**Records supplied:**

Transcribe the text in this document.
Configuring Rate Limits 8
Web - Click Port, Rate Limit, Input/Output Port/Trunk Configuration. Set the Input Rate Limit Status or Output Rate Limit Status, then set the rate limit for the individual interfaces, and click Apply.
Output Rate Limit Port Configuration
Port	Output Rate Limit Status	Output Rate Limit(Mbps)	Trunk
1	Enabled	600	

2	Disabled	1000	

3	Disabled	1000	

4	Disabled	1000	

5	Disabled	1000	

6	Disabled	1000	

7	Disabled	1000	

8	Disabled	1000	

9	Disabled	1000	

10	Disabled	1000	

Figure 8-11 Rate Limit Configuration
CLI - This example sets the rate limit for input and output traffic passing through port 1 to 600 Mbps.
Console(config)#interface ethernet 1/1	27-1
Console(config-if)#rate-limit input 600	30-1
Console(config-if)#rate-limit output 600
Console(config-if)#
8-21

**Task description:**
Repeat every line of the data, exactly and in full.

**Correct answer:**
Transcribe the text in this document.
Configuring Rate Limits 8
Web - Click Port, Rate Limit, Input/Output Port/Trunk Configuration. Set the Input Rate Limit Status or Output Rate Limit Status, then set the rate limit for the individual interfaces, and click Apply.
Output Rate Limit Port Configuration
Port	Output Rate Limit Status	Output Rate Limit(Mbps)	Trunk
1	Enabled	600	

2	Disabled	1000	

3	Disabled	1000	

4	Disabled	1000	

5	Disabled	1000	

6	Disabled	1000	

7	Disabled	1000	

8	Disabled	1000	

9	Disabled	1000	

10	Disabled	1000	

Figure 8-11 Rate Limit Configuration
CLI - This example sets the rate limit for input and output traffic passing through port 1 to 600 Mbps.
Console(config)#interface ethernet 1/1	27-1
Console(config-if)#rate-limit input 600	30-1
Console(config-if)#rate-limit output 600
Console(config-if)#
8-21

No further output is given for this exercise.